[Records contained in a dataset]
....................
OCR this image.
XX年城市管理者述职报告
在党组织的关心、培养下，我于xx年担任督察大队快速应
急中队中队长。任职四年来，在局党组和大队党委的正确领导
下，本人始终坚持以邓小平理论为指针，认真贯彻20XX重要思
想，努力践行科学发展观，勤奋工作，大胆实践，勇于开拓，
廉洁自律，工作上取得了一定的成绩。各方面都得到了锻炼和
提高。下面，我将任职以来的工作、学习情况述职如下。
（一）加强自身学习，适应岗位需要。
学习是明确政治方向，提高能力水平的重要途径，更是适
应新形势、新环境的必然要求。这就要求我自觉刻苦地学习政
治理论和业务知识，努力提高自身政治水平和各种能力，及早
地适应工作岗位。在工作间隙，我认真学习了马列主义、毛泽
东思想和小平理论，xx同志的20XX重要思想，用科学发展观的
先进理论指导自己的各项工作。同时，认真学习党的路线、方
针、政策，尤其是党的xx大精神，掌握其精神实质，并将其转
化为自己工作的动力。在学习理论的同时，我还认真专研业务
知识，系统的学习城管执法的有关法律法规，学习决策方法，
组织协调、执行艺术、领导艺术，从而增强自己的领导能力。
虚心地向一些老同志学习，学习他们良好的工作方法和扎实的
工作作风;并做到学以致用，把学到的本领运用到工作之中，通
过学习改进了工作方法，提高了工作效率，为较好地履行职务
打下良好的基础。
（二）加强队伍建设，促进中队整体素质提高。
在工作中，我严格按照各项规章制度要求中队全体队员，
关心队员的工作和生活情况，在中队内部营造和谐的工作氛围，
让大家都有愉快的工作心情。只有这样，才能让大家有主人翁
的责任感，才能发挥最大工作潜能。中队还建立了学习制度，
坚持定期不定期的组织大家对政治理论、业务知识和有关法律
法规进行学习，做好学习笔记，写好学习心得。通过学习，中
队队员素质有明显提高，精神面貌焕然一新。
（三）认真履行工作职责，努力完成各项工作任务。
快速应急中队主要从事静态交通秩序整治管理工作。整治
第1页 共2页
....................
▶ _Do this_
Above are some records; extract every one of them exactly.

▶ _Worked answer_
OCR this image.
XX年城市管理者述职报告
在党组织的关心、培养下，我于xx年担任督察大队快速应
急中队中队长。任职四年来，在局党组和大队党委的正确领导
下，本人始终坚持以邓小平理论为指针，认真贯彻20XX重要思
想，努力践行科学发展观，勤奋工作，大胆实践，勇于开拓，
廉洁自律，工作上取得了一定的成绩。各方面都得到了锻炼和
提高。下面，我将任职以来的工作、学习情况述职如下。
（一）加强自身学习，适应岗位需要。
学习是明确政治方向，提高能力水平的重要途径，更是适
应新形势、新环境的必然要求。这就要求我自觉刻苦地学习政
治理论和业务知识，努力提高自身政治水平和各种能力，及早
地适应工作岗位。在工作间隙，我认真学习了马列主义、毛泽
东思想和小平理论，xx同志的20XX重要思想，用科学发展观的
先进理论指导自己的各项工作。同时，认真学习党的路线、方
针、政策，尤其是党的xx大精神，掌握其精神实质，并将其转
化为自己工作的动力。在学习理论的同时，我还认真专研业务
知识，系统的学习城管执法的有关法律法规，学习决策方法，
组织协调、执行艺术、领导艺术，从而增强自己的领导能力。
虚心地向一些老同志学习，学习他们良好的工作方法和扎实的
工作作风;并做到学以致用，把学到的本领运用到工作之中，通
过学习改进了工作方法，提高了工作效率，为较好地履行职务
打下良好的基础。
（二）加强队伍建设，促进中队整体素质提高。
在工作中，我严格按照各项规章制度要求中队全体队员，
关心队员的工作和生活情况，在中队内部营造和谐的工作氛围，
让大家都有愉快的工作心情。只有这样，才能让大家有主人翁
的责任感，才能发挥最大工作潜能。中队还建立了学习制度，
坚持定期不定期的组织大家对政治理论、业务知识和有关法律
法规进行学习，做好学习笔记，写好学习心得。通过学习，中
队队员素质有明显提高，精神面貌焕然一新。
（三）认真履行工作职责，努力完成各项工作任务。
快速应急中队主要从事静态交通秩序整治管理工作。整治
第1页 共2页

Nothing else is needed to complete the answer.